Stored entries
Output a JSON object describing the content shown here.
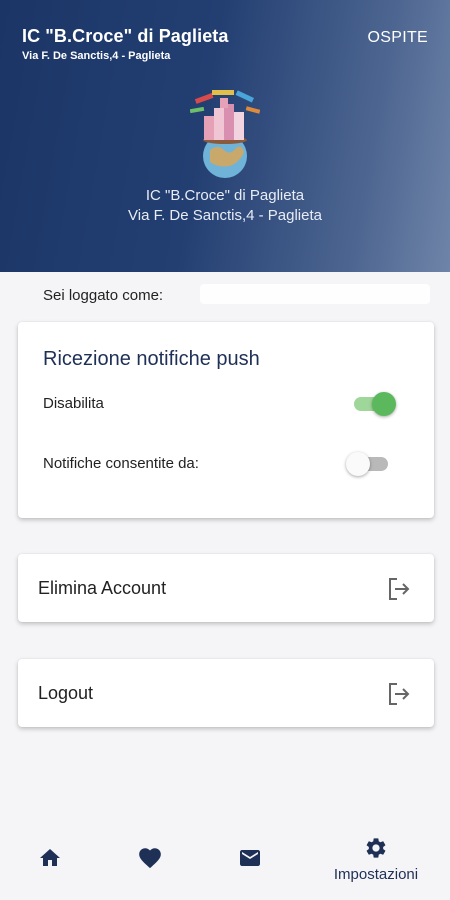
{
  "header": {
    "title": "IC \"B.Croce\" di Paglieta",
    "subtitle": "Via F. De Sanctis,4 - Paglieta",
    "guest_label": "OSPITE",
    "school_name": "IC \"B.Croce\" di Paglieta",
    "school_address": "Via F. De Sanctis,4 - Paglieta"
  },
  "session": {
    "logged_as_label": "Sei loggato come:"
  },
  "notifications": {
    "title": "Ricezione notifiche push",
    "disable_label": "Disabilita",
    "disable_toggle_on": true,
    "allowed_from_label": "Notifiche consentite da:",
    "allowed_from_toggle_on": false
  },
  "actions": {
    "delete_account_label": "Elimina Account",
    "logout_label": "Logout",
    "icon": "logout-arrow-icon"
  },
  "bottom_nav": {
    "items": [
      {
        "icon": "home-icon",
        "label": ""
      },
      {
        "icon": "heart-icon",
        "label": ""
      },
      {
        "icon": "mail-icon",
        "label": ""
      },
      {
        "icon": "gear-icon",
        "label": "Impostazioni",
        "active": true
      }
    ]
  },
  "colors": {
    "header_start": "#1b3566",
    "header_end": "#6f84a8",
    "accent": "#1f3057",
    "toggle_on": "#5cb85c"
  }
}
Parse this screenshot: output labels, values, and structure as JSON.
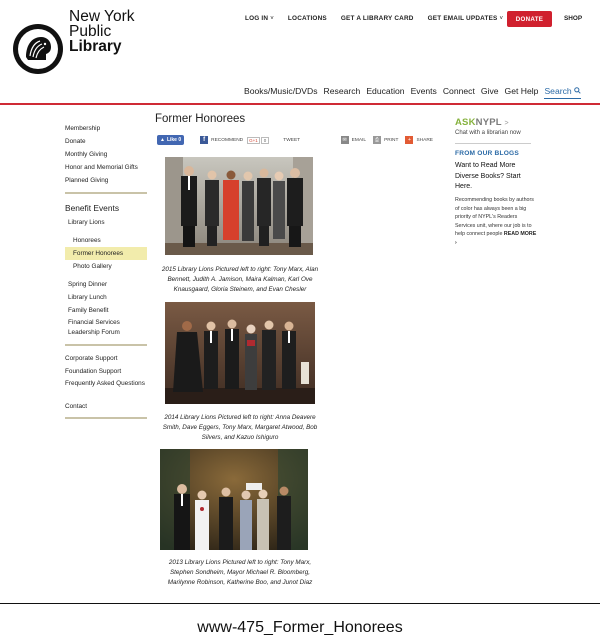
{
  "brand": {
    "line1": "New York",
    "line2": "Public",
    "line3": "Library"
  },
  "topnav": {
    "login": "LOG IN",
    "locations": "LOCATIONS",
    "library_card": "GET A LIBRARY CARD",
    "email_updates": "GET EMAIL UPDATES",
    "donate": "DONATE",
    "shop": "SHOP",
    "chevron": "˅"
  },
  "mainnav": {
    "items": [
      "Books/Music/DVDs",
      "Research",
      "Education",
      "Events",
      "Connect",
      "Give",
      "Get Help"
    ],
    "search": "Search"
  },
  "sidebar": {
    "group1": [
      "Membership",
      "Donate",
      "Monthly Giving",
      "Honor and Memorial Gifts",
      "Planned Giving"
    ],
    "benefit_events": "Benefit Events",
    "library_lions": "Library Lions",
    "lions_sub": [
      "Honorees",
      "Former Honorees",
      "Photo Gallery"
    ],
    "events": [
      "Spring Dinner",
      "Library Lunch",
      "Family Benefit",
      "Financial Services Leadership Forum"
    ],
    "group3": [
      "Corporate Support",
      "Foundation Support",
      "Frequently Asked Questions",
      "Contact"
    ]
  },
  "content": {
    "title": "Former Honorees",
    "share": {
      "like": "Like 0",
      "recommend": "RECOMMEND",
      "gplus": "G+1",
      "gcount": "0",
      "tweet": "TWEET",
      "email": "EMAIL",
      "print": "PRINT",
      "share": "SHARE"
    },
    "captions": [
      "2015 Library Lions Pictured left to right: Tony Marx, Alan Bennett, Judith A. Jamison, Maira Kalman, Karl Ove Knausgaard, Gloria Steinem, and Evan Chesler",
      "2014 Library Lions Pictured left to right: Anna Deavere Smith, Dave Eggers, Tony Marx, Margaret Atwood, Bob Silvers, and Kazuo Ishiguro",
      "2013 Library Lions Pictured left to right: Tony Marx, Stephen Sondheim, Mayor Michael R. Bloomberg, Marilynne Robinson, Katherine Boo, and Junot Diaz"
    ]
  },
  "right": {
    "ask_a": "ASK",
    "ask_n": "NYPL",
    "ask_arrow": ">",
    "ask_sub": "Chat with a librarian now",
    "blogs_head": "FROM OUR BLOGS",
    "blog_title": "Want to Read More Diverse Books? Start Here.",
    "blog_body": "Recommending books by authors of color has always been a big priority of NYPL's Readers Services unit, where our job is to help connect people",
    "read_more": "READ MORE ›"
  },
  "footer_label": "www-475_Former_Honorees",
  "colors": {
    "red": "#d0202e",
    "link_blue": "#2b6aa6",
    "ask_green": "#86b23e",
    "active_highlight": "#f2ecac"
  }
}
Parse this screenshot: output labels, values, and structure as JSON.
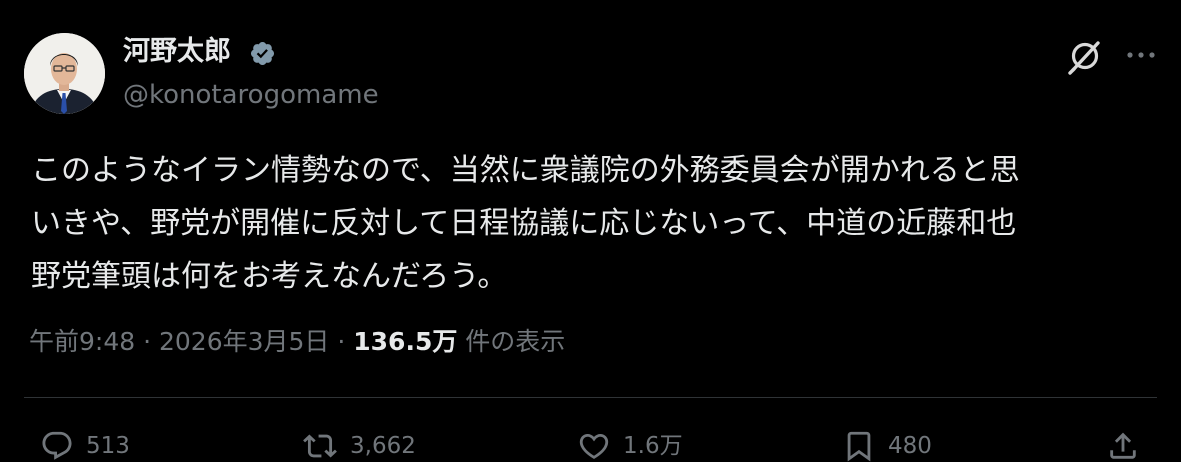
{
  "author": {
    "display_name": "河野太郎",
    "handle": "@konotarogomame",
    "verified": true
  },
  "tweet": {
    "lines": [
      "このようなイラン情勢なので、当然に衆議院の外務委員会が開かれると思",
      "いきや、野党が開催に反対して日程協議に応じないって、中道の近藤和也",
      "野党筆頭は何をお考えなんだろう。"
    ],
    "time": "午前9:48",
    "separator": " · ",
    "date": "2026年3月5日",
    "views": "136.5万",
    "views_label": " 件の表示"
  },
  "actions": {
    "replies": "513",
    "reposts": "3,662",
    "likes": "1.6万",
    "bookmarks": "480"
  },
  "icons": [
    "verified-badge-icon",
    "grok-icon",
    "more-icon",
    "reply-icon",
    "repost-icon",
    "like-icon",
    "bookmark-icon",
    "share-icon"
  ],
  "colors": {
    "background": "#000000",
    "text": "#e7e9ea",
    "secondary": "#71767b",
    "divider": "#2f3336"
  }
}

Stated task
From the records above, report the count of lines containing "Paglieta" and nothing more.

Result of this task
4